■ **What you need to do**
Make an exact copy of the lines below.
::: Exercise input :::
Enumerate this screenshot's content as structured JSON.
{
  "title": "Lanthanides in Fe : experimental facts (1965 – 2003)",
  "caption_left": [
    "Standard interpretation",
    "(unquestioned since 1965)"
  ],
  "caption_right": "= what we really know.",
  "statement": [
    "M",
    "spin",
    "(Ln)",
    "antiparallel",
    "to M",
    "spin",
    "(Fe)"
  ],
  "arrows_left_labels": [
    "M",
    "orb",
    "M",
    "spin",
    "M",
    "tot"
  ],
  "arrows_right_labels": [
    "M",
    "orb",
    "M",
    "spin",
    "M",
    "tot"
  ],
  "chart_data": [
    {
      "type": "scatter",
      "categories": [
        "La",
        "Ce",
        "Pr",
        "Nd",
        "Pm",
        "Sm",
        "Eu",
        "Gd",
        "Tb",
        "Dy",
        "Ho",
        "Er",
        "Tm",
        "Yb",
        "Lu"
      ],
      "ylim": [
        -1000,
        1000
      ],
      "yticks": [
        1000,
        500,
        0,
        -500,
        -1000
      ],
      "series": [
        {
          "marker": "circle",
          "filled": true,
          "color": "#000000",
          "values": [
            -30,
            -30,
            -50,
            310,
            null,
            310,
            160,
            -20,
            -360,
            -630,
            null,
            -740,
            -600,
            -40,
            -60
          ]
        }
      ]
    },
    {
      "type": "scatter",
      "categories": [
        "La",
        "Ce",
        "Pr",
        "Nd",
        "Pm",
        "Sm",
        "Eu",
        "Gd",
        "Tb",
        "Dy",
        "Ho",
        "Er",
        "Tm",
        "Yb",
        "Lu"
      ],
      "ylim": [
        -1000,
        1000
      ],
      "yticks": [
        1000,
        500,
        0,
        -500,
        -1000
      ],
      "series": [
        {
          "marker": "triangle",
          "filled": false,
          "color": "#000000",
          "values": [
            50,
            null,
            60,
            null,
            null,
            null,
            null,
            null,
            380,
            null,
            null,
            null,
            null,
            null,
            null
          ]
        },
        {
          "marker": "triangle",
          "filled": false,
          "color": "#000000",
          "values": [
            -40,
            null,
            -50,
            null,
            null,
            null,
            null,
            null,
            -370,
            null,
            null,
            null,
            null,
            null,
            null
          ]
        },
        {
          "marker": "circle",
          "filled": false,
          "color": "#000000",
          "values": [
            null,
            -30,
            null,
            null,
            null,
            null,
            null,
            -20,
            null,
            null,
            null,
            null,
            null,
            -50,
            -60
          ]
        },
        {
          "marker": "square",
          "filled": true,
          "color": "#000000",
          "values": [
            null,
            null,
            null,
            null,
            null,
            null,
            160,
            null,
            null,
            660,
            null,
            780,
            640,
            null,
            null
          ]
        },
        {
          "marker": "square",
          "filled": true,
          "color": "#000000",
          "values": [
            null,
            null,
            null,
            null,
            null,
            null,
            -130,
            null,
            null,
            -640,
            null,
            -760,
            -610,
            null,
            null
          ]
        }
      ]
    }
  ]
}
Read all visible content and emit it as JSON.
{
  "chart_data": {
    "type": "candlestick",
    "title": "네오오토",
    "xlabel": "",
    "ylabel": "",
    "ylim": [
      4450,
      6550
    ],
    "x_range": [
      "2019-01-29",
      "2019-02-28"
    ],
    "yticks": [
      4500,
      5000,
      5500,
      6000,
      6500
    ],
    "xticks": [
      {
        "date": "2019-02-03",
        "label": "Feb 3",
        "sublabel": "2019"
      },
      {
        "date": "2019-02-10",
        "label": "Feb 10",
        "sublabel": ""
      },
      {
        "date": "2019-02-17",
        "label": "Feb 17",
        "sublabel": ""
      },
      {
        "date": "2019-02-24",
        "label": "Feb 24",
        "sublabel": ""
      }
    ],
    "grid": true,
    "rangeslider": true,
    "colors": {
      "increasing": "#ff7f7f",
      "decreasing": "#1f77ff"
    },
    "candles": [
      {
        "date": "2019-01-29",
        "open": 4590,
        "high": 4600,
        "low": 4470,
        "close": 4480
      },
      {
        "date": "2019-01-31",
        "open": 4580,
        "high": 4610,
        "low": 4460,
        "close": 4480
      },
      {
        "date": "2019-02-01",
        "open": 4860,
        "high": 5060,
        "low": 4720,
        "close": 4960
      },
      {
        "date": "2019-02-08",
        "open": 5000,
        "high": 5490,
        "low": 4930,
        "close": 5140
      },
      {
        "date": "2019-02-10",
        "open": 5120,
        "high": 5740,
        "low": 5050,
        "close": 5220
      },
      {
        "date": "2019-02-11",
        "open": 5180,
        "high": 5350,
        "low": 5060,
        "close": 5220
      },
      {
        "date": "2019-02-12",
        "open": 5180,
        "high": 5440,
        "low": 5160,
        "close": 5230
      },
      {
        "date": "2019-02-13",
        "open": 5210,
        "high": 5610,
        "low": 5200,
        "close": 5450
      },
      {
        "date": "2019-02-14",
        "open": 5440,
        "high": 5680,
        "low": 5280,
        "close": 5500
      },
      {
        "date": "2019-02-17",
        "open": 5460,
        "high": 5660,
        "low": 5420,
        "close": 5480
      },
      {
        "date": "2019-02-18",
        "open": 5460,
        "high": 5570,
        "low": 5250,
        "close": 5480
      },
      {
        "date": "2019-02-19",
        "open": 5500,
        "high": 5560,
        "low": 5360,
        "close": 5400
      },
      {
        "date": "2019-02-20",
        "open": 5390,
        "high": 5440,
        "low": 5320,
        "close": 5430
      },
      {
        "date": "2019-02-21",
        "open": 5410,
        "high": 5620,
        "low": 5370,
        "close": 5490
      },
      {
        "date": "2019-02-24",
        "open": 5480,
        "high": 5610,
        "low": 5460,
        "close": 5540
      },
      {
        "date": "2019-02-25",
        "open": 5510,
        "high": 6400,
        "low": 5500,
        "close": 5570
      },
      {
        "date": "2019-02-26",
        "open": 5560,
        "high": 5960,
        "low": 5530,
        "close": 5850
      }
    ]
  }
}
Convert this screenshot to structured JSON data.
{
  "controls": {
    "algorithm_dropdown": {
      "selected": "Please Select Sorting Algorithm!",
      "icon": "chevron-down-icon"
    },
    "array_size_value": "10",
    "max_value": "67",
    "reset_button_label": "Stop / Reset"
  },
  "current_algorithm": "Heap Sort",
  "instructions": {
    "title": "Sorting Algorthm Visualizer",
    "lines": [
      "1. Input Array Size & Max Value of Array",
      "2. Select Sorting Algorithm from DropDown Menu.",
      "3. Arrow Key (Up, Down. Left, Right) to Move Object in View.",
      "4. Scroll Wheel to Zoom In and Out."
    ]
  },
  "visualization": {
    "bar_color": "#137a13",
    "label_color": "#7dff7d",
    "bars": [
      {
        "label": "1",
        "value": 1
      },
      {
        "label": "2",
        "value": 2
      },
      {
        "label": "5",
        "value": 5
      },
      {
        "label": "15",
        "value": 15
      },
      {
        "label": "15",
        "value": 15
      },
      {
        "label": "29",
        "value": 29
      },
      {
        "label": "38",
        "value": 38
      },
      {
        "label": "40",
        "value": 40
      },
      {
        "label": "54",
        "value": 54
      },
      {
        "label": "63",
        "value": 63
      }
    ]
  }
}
:::
■ **Answer in full**
Enumerate this screenshot's content as structured JSON.
{
  "title": "Lanthanides in Fe : experimental facts (1965 – 2003)",
  "caption_left": [
    "Standard interpretation",
    "(unquestioned since 1965)"
  ],
  "caption_right": "= what we really know.",
  "statement": [
    "M",
    "spin",
    "(Ln)",
    "antiparallel",
    "to M",
    "spin",
    "(Fe)"
  ],
  "arrows_left_labels": [
    "M",
    "orb",
    "M",
    "spin",
    "M",
    "tot"
  ],
  "arrows_right_labels": [
    "M",
    "orb",
    "M",
    "spin",
    "M",
    "tot"
  ],
  "chart_data": [
    {
      "type": "scatter",
      "categories": [
        "La",
        "Ce",
        "Pr",
        "Nd",
        "Pm",
        "Sm",
        "Eu",
        "Gd",
        "Tb",
        "Dy",
        "Ho",
        "Er",
        "Tm",
        "Yb",
        "Lu"
      ],
      "ylim": [
        -1000,
        1000
      ],
      "yticks": [
        1000,
        500,
        0,
        -500,
        -1000
      ],
      "series": [
        {
          "marker": "circle",
          "filled": true,
          "color": "#000000",
          "values": [
            -30,
            -30,
            -50,
            310,
            null,
            310,
            160,
            -20,
            -360,
            -630,
            null,
            -740,
            -600,
            -40,
            -60
          ]
        }
      ]
    },
    {
      "type": "scatter",
      "categories": [
        "La",
        "Ce",
        "Pr",
        "Nd",
        "Pm",
        "Sm",
        "Eu",
        "Gd",
        "Tb",
        "Dy",
        "Ho",
        "Er",
        "Tm",
        "Yb",
        "Lu"
      ],
      "ylim": [
        -1000,
        1000
      ],
      "yticks": [
        1000,
        500,
        0,
        -500,
        -1000
      ],
      "series": [
        {
          "marker": "triangle",
          "filled": false,
          "color": "#000000",
          "values": [
            50,
            null,
            60,
            null,
            null,
            null,
            null,
            null,
            380,
            null,
            null,
            null,
            null,
            null,
            null
          ]
        },
        {
          "marker": "triangle",
          "filled": false,
          "color": "#000000",
          "values": [
            -40,
            null,
            -50,
            null,
            null,
            null,
            null,
            null,
            -370,
            null,
            null,
            null,
            null,
            null,
            null
          ]
        },
        {
          "marker": "circle",
          "filled": false,
          "color": "#000000",
          "values": [
            null,
            -30,
            null,
            null,
            null,
            null,
            null,
            -20,
            null,
            null,
            null,
            null,
            null,
            -50,
            -60
          ]
        },
        {
          "marker": "square",
          "filled": true,
          "color": "#000000",
          "values": [
            null,
            null,
            null,
            null,
            null,
            null,
            160,
            null,
            null,
            660,
            null,
            780,
            640,
            null,
            null
          ]
        },
        {
          "marker": "square",
          "filled": true,
          "color": "#000000",
          "values": [
            null,
            null,
            null,
            null,
            null,
            null,
            -130,
            null,
            null,
            -640,
            null,
            -760,
            -610,
            null,
            null
          ]
        }
      ]
    }
  ]
}
Read all visible content and emit it as JSON.
{
  "chart_data": {
    "type": "candlestick",
    "title": "네오오토",
    "xlabel": "",
    "ylabel": "",
    "ylim": [
      4450,
      6550
    ],
    "x_range": [
      "2019-01-29",
      "2019-02-28"
    ],
    "yticks": [
      4500,
      5000,
      5500,
      6000,
      6500
    ],
    "xticks": [
      {
        "date": "2019-02-03",
        "label": "Feb 3",
        "sublabel": "2019"
      },
      {
        "date": "2019-02-10",
        "label": "Feb 10",
        "sublabel": ""
      },
      {
        "date": "2019-02-17",
        "label": "Feb 17",
        "sublabel": ""
      },
      {
        "date": "2019-02-24",
        "label": "Feb 24",
        "sublabel": ""
      }
    ],
    "grid": true,
    "rangeslider": true,
    "colors": {
      "increasing": "#ff7f7f",
      "decreasing": "#1f77ff"
    },
    "candles": [
      {
        "date": "2019-01-29",
        "open": 4590,
        "high": 4600,
        "low": 4470,
        "close": 4480
      },
      {
        "date": "2019-01-31",
        "open": 4580,
        "high": 4610,
        "low": 4460,
        "close": 4480
      },
      {
        "date": "2019-02-01",
        "open": 4860,
        "high": 5060,
        "low": 4720,
        "close": 4960
      },
      {
        "date": "2019-02-08",
        "open": 5000,
        "high": 5490,
        "low": 4930,
        "close": 5140
      },
      {
        "date": "2019-02-10",
        "open": 5120,
        "high": 5740,
        "low": 5050,
        "close": 5220
      },
      {
        "date": "2019-02-11",
        "open": 5180,
        "high": 5350,
        "low": 5060,
        "close": 5220
      },
      {
        "date": "2019-02-12",
        "open": 5180,
        "high": 5440,
        "low": 5160,
        "close": 5230
      },
      {
        "date": "2019-02-13",
        "open": 5210,
        "high": 5610,
        "low": 5200,
        "close": 5450
      },
      {
        "date": "2019-02-14",
        "open": 5440,
        "high": 5680,
        "low": 5280,
        "close": 5500
      },
      {
        "date": "2019-02-17",
        "open": 5460,
        "high": 5660,
        "low": 5420,
        "close": 5480
      },
      {
        "date": "2019-02-18",
        "open": 5460,
        "high": 5570,
        "low": 5250,
        "close": 5480
      },
      {
        "date": "2019-02-19",
        "open": 5500,
        "high": 5560,
        "low": 5360,
        "close": 5400
      },
      {
        "date": "2019-02-20",
        "open": 5390,
        "high": 5440,
        "low": 5320,
        "close": 5430
      },
      {
        "date": "2019-02-21",
        "open": 5410,
        "high": 5620,
        "low": 5370,
        "close": 5490
      },
      {
        "date": "2019-02-24",
        "open": 5480,
        "high": 5610,
        "low": 5460,
        "close": 5540
      },
      {
        "date": "2019-02-25",
        "open": 5510,
        "high": 6400,
        "low": 5500,
        "close": 5570
      },
      {
        "date": "2019-02-26",
        "open": 5560,
        "high": 5960,
        "low": 5530,
        "close": 5850
      }
    ]
  }
}
Convert this screenshot to structured JSON data.
{
  "controls": {
    "algorithm_dropdown": {
      "selected": "Please Select Sorting Algorithm!",
      "icon": "chevron-down-icon"
    },
    "array_size_value": "10",
    "max_value": "67",
    "reset_button_label": "Stop / Reset"
  },
  "current_algorithm": "Heap Sort",
  "instructions": {
    "title": "Sorting Algorthm Visualizer",
    "lines": [
      "1. Input Array Size & Max Value of Array",
      "2. Select Sorting Algorithm from DropDown Menu.",
      "3. Arrow Key (Up, Down. Left, Right) to Move Object in View.",
      "4. Scroll Wheel to Zoom In and Out."
    ]
  },
  "visualization": {
    "bar_color": "#137a13",
    "label_color": "#7dff7d",
    "bars": [
      {
        "label": "1",
        "value": 1
      },
      {
        "label": "2",
        "value": 2
      },
      {
        "label": "5",
        "value": 5
      },
      {
        "label": "15",
        "value": 15
      },
      {
        "label": "15",
        "value": 15
      },
      {
        "label": "29",
        "value": 29
      },
      {
        "label": "38",
        "value": 38
      },
      {
        "label": "40",
        "value": 40
      },
      {
        "label": "54",
        "value": 54
      },
      {
        "label": "63",
        "value": 63
      }
    ]
  }
}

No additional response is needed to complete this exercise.